— begin —

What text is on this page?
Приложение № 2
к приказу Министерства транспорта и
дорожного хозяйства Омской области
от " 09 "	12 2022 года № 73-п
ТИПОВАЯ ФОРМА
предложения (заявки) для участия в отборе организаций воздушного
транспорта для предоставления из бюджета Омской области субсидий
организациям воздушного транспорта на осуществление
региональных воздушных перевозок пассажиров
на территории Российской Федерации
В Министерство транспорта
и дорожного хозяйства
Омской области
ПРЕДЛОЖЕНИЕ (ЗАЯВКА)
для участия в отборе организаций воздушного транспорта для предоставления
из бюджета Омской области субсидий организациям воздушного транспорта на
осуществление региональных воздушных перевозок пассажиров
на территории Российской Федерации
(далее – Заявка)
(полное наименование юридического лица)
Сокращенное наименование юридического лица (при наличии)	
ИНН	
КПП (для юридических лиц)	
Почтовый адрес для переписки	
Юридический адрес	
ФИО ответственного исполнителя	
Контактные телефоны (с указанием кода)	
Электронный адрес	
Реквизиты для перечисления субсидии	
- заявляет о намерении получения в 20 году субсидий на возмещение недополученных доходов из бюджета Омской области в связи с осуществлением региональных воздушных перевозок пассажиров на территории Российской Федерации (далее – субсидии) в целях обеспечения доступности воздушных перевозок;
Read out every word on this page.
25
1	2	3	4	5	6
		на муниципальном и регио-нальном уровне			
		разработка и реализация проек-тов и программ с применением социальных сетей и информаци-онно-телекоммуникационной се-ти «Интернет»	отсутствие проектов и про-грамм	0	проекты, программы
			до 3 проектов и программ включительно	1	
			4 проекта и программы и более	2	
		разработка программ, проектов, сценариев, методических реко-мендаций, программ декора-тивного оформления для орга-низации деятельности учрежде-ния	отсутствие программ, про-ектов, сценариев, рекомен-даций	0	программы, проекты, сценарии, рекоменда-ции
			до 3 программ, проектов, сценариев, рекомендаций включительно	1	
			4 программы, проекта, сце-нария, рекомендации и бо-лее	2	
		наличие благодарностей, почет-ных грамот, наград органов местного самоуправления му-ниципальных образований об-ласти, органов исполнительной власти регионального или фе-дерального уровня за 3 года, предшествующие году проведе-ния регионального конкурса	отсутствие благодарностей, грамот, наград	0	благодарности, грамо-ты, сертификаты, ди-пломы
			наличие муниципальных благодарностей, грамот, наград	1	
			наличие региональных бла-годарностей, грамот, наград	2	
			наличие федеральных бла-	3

— end —

Find all the lines containing "адрес" in the material, then copy them.

Почтовый адрес для переписки	
Юридический адрес	
Электронный адрес	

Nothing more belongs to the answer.